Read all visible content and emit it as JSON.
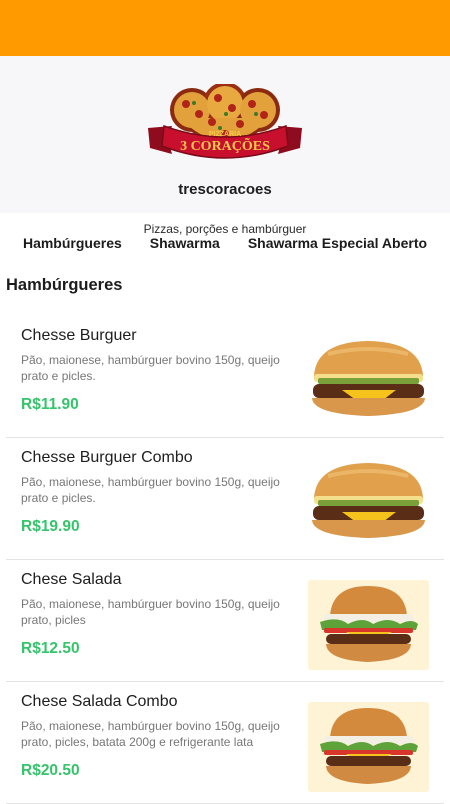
{
  "store": {
    "logo_text_top": "PIZZARIA",
    "logo_text_main": "3 CORAÇÕES",
    "name": "trescoracoes",
    "description": "Pizzas, porções e hambúrguer"
  },
  "tabs": [
    {
      "label": "Hambúrgueres"
    },
    {
      "label": "Shawarma"
    },
    {
      "label": "Shawarma Especial Aberto"
    }
  ],
  "section": {
    "title": "Hambúrgueres"
  },
  "items": [
    {
      "name": "Chesse Burguer",
      "description": "Pão, maionese, hambúrguer bovino 150g, queijo prato e picles.",
      "price": "R$11.90",
      "image": "cheeseburger-icon"
    },
    {
      "name": "Chesse Burguer Combo",
      "description": "Pão, maionese, hambúrguer bovino 150g, queijo prato e picles.",
      "price": "R$19.90",
      "image": "cheeseburger-icon"
    },
    {
      "name": "Chese Salada",
      "description": "Pão, maionese, hambúrguer bovino 150g, queijo prato, picles",
      "price": "R$12.50",
      "image": "salad-burger-icon"
    },
    {
      "name": "Chese Salada Combo",
      "description": "Pão, maionese, hambúrguer bovino 150g, queijo prato, picles, batata 200g e refrigerante lata",
      "price": "R$20.50",
      "image": "salad-burger-icon"
    }
  ],
  "colors": {
    "header": "#ff9a00",
    "price": "#35c46b",
    "logo_red": "#c8102e"
  }
}
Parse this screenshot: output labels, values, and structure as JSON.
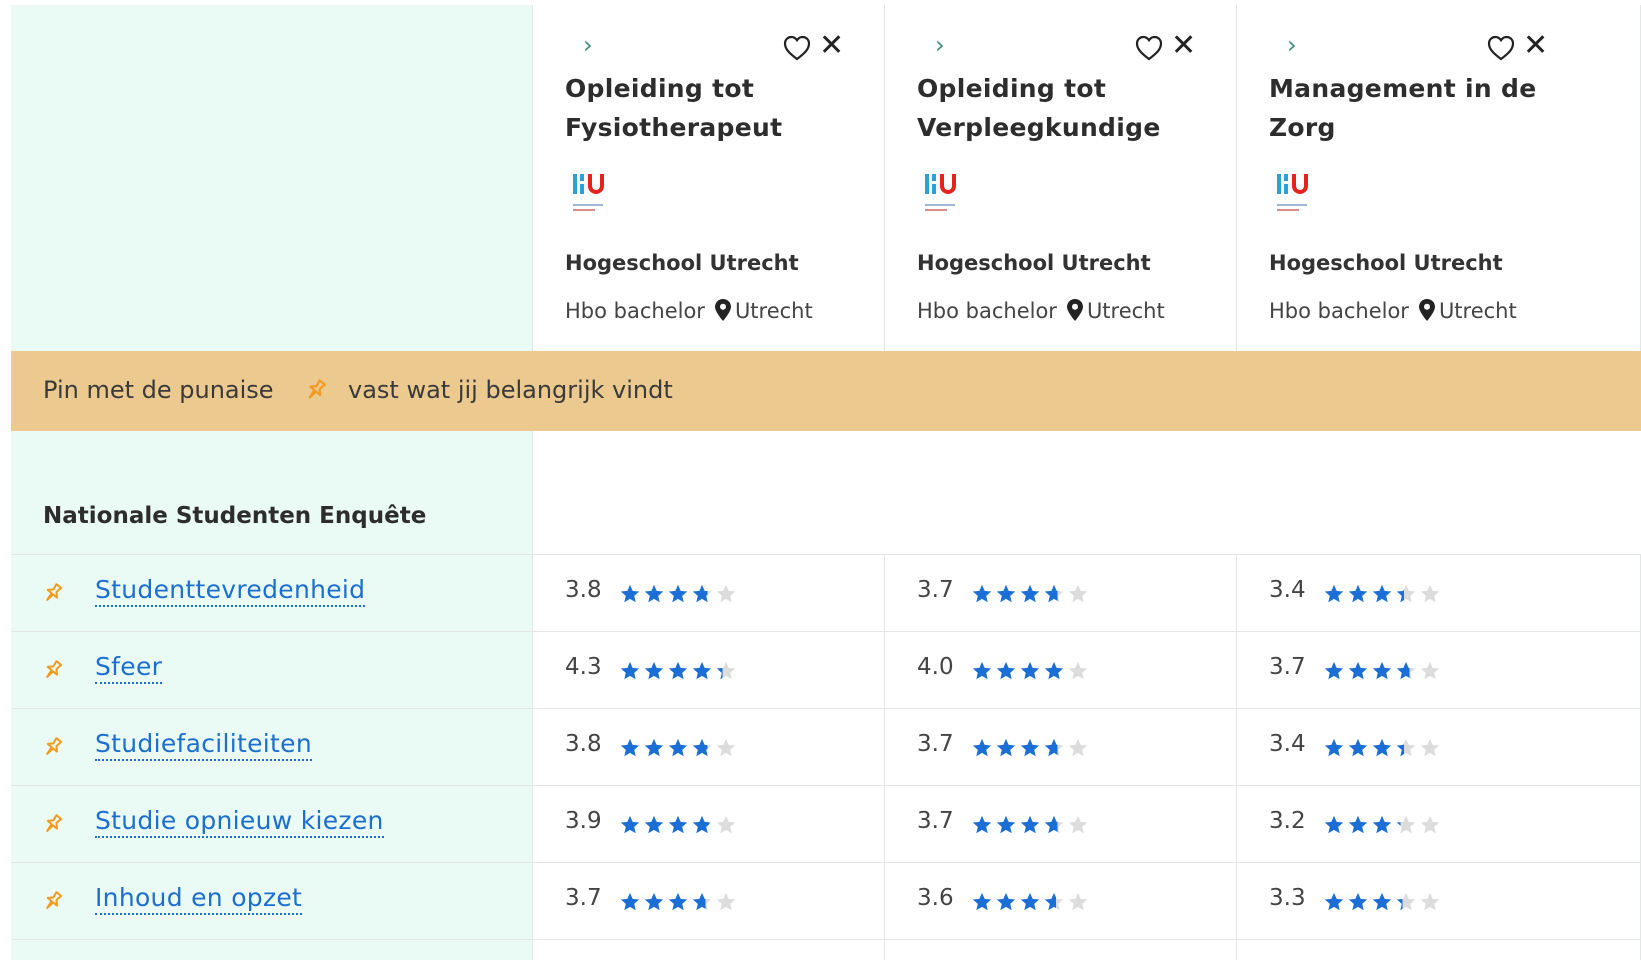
{
  "programs": [
    {
      "title": "Opleiding tot Fysiotherapeut",
      "school": "Hogeschool Utrecht",
      "level": "Hbo bachelor",
      "city": "Utrecht"
    },
    {
      "title": "Opleiding tot Verpleegkundige",
      "school": "Hogeschool Utrecht",
      "level": "Hbo bachelor",
      "city": "Utrecht"
    },
    {
      "title": "Management in de Zorg",
      "school": "Hogeschool Utrecht",
      "level": "Hbo bachelor",
      "city": "Utrecht"
    }
  ],
  "banner": {
    "before": "Pin met de punaise",
    "after": "vast wat jij belangrijk vindt"
  },
  "section": {
    "title": "Nationale Studenten Enquête"
  },
  "rows": [
    {
      "label": "Studenttevredenheid",
      "scores": [
        "3.8",
        "3.7",
        "3.4"
      ]
    },
    {
      "label": "Sfeer",
      "scores": [
        "4.3",
        "4.0",
        "3.7"
      ]
    },
    {
      "label": "Studiefaciliteiten",
      "scores": [
        "3.8",
        "3.7",
        "3.4"
      ]
    },
    {
      "label": "Studie opnieuw kiezen",
      "scores": [
        "3.9",
        "3.7",
        "3.2"
      ]
    },
    {
      "label": "Inhoud en opzet",
      "scores": [
        "3.7",
        "3.6",
        "3.3"
      ]
    }
  ],
  "colors": {
    "mint": "#e9fbf4",
    "banner": "#ecc98e",
    "link": "#1c6fd1",
    "star": "#1a6ed6",
    "star_empty": "#dcdcdc",
    "pin": "#f39a1e"
  },
  "icons": {
    "chevron": "chevron-right-icon",
    "favorite": "heart-icon",
    "remove": "close-icon",
    "location": "location-pin-icon",
    "pin": "pushpin-icon",
    "star": "star-icon"
  }
}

_ _ _ _

● Work to complete
Set down the material above as is, without any pictures.

● Exercise response
Read all visible content and emit it as JSON.
{
  "store": {
    "logo_text_top": "PIZZARIA",
    "logo_text_main": "3 CORAÇÕES",
    "name": "trescoracoes",
    "description": "Pizzas, porções e hambúrguer"
  },
  "tabs": [
    {
      "label": "Hambúrgueres"
    },
    {
      "label": "Shawarma"
    },
    {
      "label": "Shawarma Especial Aberto"
    }
  ],
  "section": {
    "title": "Hambúrgueres"
  },
  "items": [
    {
      "name": "Chesse Burguer",
      "description": "Pão, maionese, hambúrguer bovino 150g, queijo prato e picles.",
      "price": "R$11.90",
      "image": "cheeseburger-icon"
    },
    {
      "name": "Chesse Burguer Combo",
      "description": "Pão, maionese, hambúrguer bovino 150g, queijo prato e picles.",
      "price": "R$19.90",
      "image": "cheeseburger-icon"
    },
    {
      "name": "Chese Salada",
      "description": "Pão, maionese, hambúrguer bovino 150g, queijo prato, picles",
      "price": "R$12.50",
      "image": "salad-burger-icon"
    },
    {
      "name": "Chese Salada Combo",
      "description": "Pão, maionese, hambúrguer bovino 150g, queijo prato, picles, batata 200g e refrigerante lata",
      "price": "R$20.50",
      "image": "salad-burger-icon"
    }
  ],
  "colors": {
    "header": "#ff9a00",
    "price": "#35c46b",
    "logo_red": "#c8102e"
  }
}
Parse this screenshot: output labels, values, and structure as JSON.
{
  "programs": [
    {
      "title": "Opleiding tot Fysiotherapeut",
      "school": "Hogeschool Utrecht",
      "level": "Hbo bachelor",
      "city": "Utrecht"
    },
    {
      "title": "Opleiding tot Verpleegkundige",
      "school": "Hogeschool Utrecht",
      "level": "Hbo bachelor",
      "city": "Utrecht"
    },
    {
      "title": "Management in de Zorg",
      "school": "Hogeschool Utrecht",
      "level": "Hbo bachelor",
      "city": "Utrecht"
    }
  ],
  "banner": {
    "before": "Pin met de punaise",
    "after": "vast wat jij belangrijk vindt"
  },
  "section": {
    "title": "Nationale Studenten Enquête"
  },
  "rows": [
    {
      "label": "Studenttevredenheid",
      "scores": [
        "3.8",
        "3.7",
        "3.4"
      ]
    },
    {
      "label": "Sfeer",
      "scores": [
        "4.3",
        "4.0",
        "3.7"
      ]
    },
    {
      "label": "Studiefaciliteiten",
      "scores": [
        "3.8",
        "3.7",
        "3.4"
      ]
    },
    {
      "label": "Studie opnieuw kiezen",
      "scores": [
        "3.9",
        "3.7",
        "3.2"
      ]
    },
    {
      "label": "Inhoud en opzet",
      "scores": [
        "3.7",
        "3.6",
        "3.3"
      ]
    }
  ],
  "colors": {
    "mint": "#e9fbf4",
    "banner": "#ecc98e",
    "link": "#1c6fd1",
    "star": "#1a6ed6",
    "star_empty": "#dcdcdc",
    "pin": "#f39a1e"
  },
  "icons": {
    "chevron": "chevron-right-icon",
    "favorite": "heart-icon",
    "remove": "close-icon",
    "location": "location-pin-icon",
    "pin": "pushpin-icon",
    "star": "star-icon"
  }
}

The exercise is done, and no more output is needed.